#### Exercise prompt
Copy each line that contains the word "Szklarskiej".
— begin —
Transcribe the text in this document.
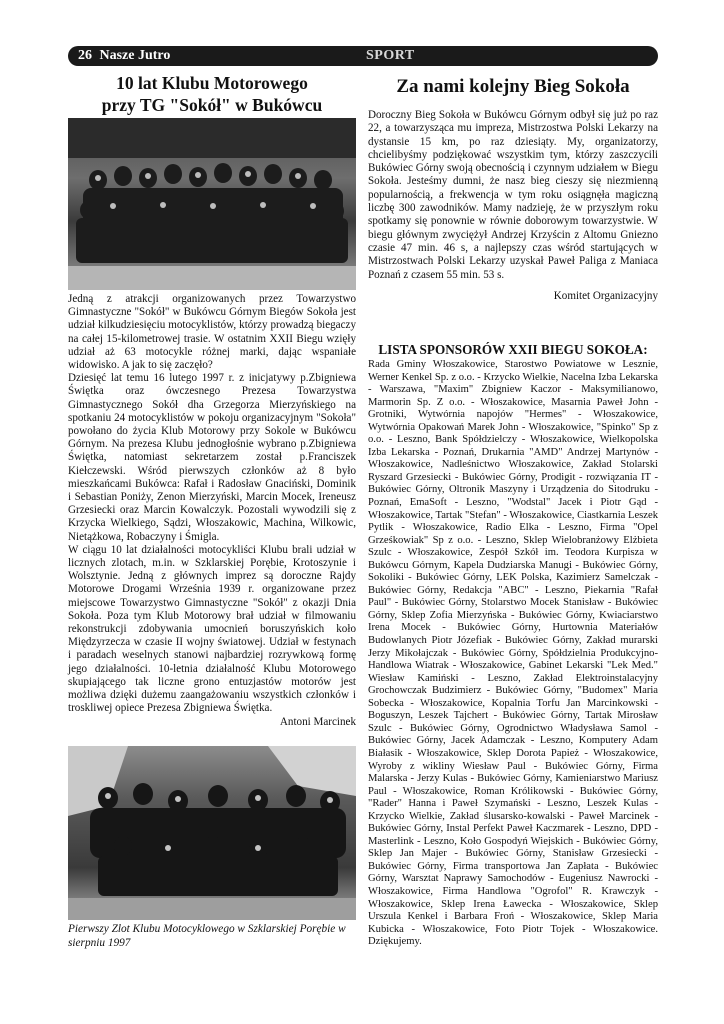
26 Nasze Jutro	SPORT
10 lat Klubu Motorowego
przy TG "Sokół" w Bukówcu

Jedną z atrakcji organizowanych przez Towarzystwo Gimnastyczne "Sokół" w Bukówcu Górnym Biegów Sokoła jest udział kilkudziesięciu motocyklistów, którzy prowadzą biegaczy na całej 15-kilometrowej trasie. W ostatnim XXII Biegu wzięły udział aż 63 motocykle różnej marki, dając wspaniałe widowisko. A jak to się zaczęło?

Dziesięć lat temu 16 lutego 1997 r. z inicjatywy p.Zbigniewa Świętka oraz ówczesnego Prezesa Towarzystwa Gimnastycznego Sokół dha Grzegorza Mierzyńskiego na spotkaniu 24 motocyklistów w pokoju organizacyjnym "Sokoła" powołano do życia Klub Motorowy przy Sokole w Bukówcu Górnym. Na prezesa Klubu jednogłośnie wybrano p.Zbigniewa Świętka, natomiast sekretarzem został p.Franciszek Kiełczewski. Wśród pierwszych członków aż 8 było mieszkańcami Bukówca: Rafał i Radosław Gnaciński, Dominik i Sebastian Poniży, Zenon Mierzyński, Marcin Mocek, Ireneusz Grzesiecki oraz Marcin Kowalczyk. Pozostali wywodzili się z Krzycka Wielkiego, Sądzi, Włoszakowic, Machina, Wilkowic, Nietążkowa, Robaczyny i Śmigla.

W ciągu 10 lat działalności motocykliści Klubu brali udział w licznych zlotach, m.in. w Szklarskiej Porębie, Krotoszynie i Wolsztynie. Jedną z głównych imprez są doroczne Rajdy Motorowe Drogami Września 1939 r. organizowane przez miejscowe Towarzystwo Gimnastyczne "Sokół" z okazji Dnia Sokoła. Poza tym Klub Motorowy brał udział w filmowaniu rekonstrukcji zdobywania umocnień boruszyńskich koło Międzyrzecza w czasie II wojny światowej. Udział w festynach i paradach weselnych stanowi najbardziej rozrywkową formę jego działalności. 10-letnia działalność Klubu Motorowego skupiającego tak liczne grono entuzjastów motorów jest możliwa dzięki dużemu zaangażowaniu wszystkich członków i troskliwej opiece Prezesa Zbigniewa Świętka.

Antoni Marcinek

Pierwszy Zlot Klubu Motocyklowego w Szklarskiej Porębie w sierpniu 1997
Za nami kolejny Bieg Sokoła

Doroczny Bieg Sokoła w Bukówcu Górnym odbył się już po raz 22, a towarzysząca mu impreza, Mistrzostwa Polski Lekarzy na dystansie 15 km, po raz dziesiąty. My, organizatorzy, chcielibyśmy podziękować wszystkim tym, którzy zaszczycili Bukówiec Górny swoją obecnością i czynnym udziałem w Biegu Sokoła. Jesteśmy dumni, że nasz bieg cieszy się niezmienną popularnością, a frekwencja w tym roku osiągnęła magiczną liczbę 300 zawodników. Mamy nadzieję, że w przyszłym roku spotkamy się ponownie w równie doborowym towarzystwie. W biegu głównym zwyciężył Andrzej Krzyścin z Altomu Gniezno czasie 47 min. 46 s, a najlepszy czas wśród startujących w Mistrzostwach Polski Lekarzy uzyskał Paweł Paliga z Maniaca Poznań z czasem 55 min. 53 s.

Komitet Organizacyjny

LISTA SPONSORÓW XXII BIEGU SOKOŁA:

Rada Gminy Włoszakowice, Starostwo Powiatowe w Lesznie, Werner Kenkel Sp. z o.o. - Krzycko Wielkie, Nacelna Izba Lekarska - Warszawa, "Maxim" Zbigniew Kaczor - Maksymilianowo, Marmorin Sp. Z o.o. - Włoszakowice, Masarnia Paweł John - Grotniki, Wytwórnia napojów "Hermes" - Włoszakowice, Wytwórnia Opakowań Marek John - Włoszakowice, "Spinko" Sp z o.o. - Leszno, Bank Spółdzielczy - Włoszakowice, Wielkopolska Izba Lekarska - Poznań, Drukarnia "AMD" Andrzej Martynów - Włoszakowice, Nadleśnictwo Włoszakowice, Zakład Stolarski Ryszard Grzesiecki - Bukówiec Górny, Prodigit - rozwiązania IT - Bukówiec Górny, Oltronik Maszyny i Urządzenia do Sitodruku - Poznań, EmaSoft - Leszno, "Wodstal" Jacek i Piotr Gąd - Włoszakowice, Tartak "Stefan" - Włoszakowice, Ciastkarnia Leszek Pytlik - Włoszakowice, Radio Elka - Leszno, Firma "Opel Grześkowiak" Sp z o.o. - Leszno, Sklep Wielobranżowy Elżbieta Szulc - Włoszakowice, Zespół Szkół im. Teodora Kurpisza w Bukówcu Górnym, Kapela Dudziarska Manugi - Bukówiec Górny, Sokoliki - Bukówiec Górny, LEK Polska, Kazimierz Samelczak - Bukówiec Górny, Redakcja "ABC" - Leszno, Piekarnia "Rafał Paul" - Bukówiec Górny, Stolarstwo Mocek Stanisław - Bukówiec Górny, Sklep Zofia Mierzyńska - Bukówiec Górny, Kwiaciarstwo Irena Mocek - Bukówiec Górny, Hurtownia Materiałów Budowlanych Piotr Józefiak - Bukówiec Górny, Zakład murarski Jerzy Mikołajczak - Bukówiec Górny, Spółdzielnia Produkcyjno-Handlowa Wiatrak - Włoszakowice, Gabinet Lekarski "Lek Med." Wiesław Kamiński - Leszno, Zakład Elektroinstalacyjny Grochowczak Budzimierz - Bukówiec Górny, "Budomex" Maria Sobecka - Włoszakowice, Kopalnia Torfu Jan Marcinkowski - Boguszyn, Leszek Tajchert - Bukówiec Górny, Tartak Mirosław Szulc - Bukówiec Górny, Ogrodnictwo Władysława Samol - Bukówiec Górny, Jacek Adamczak - Leszno, Komputery Adam Białasik - Włoszakowice, Sklep Dorota Papież - Włoszakowice, Wyroby z wikliny Wiesław Paul - Bukówiec Górny, Firma Malarska - Jerzy Kulas - Bukówiec Górny, Kamieniarstwo Mariusz Paul - Włoszakowice, Roman Królikowski - Bukówiec Górny, "Rader" Hanna i Paweł Szymański - Leszno, Leszek Kulas - Krzycko Wielkie, Zakład ślusarsko-kowalski - Paweł Marcinek - Bukówiec Górny, Instal Perfekt Paweł Kaczmarek - Leszno, DPD - Masterlink - Leszno, Koło Gospodyń Wiejskich - Bukówiec Górny, Sklep Jan Majer - Bukówiec Górny, Stanisław Grzesiecki - Bukówiec Górny, Firma transportowa Jan Zapłata - Bukówiec Górny, Warsztat Naprawy Samochodów - Eugeniusz Nawrocki - Włoszakowice, Firma Handlowa "Ogrofol" R. Krawczyk - Włoszakowice, Sklep Irena Ławecka - Włoszakowice, Sklep Urszula Kenkel i Barbara Froń - Włoszakowice, Sklep Maria Kubicka - Włoszakowice, Foto Piotr Tojek - Włoszakowice. Dziękujemy.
— end —
#### Written solution
W ciągu 10 lat działalności motocykliści Klubu brali udział w licznych zlotach, m.in. w Szklarskiej Porębie, Krotoszynie i Wolsztynie. Jedną z głównych imprez są doroczne Rajdy Motorowe Drogami Września 1939 r. organizowane przez miejscowe Towarzystwo Gimnastyczne "Sokół" z okazji Dnia Sokoła. Poza tym Klub Motorowy brał udział w filmowaniu rekonstrukcji zdobywania umocnień boruszyńskich koło Międzyrzecza w czasie II wojny światowej. Udział w festynach i paradach weselnych stanowi najbardziej rozrywkową formę jego działalności. 10-letnia działalność Klubu Motorowego skupiającego tak liczne grono entuzjastów motorów jest możliwa dzięki dużemu zaangażowaniu wszystkich członków i troskliwej opiece Prezesa Zbigniewa Świętka.
Pierwszy Zlot Klubu Motocyklowego w Szklarskiej Porębie w sierpniu 1997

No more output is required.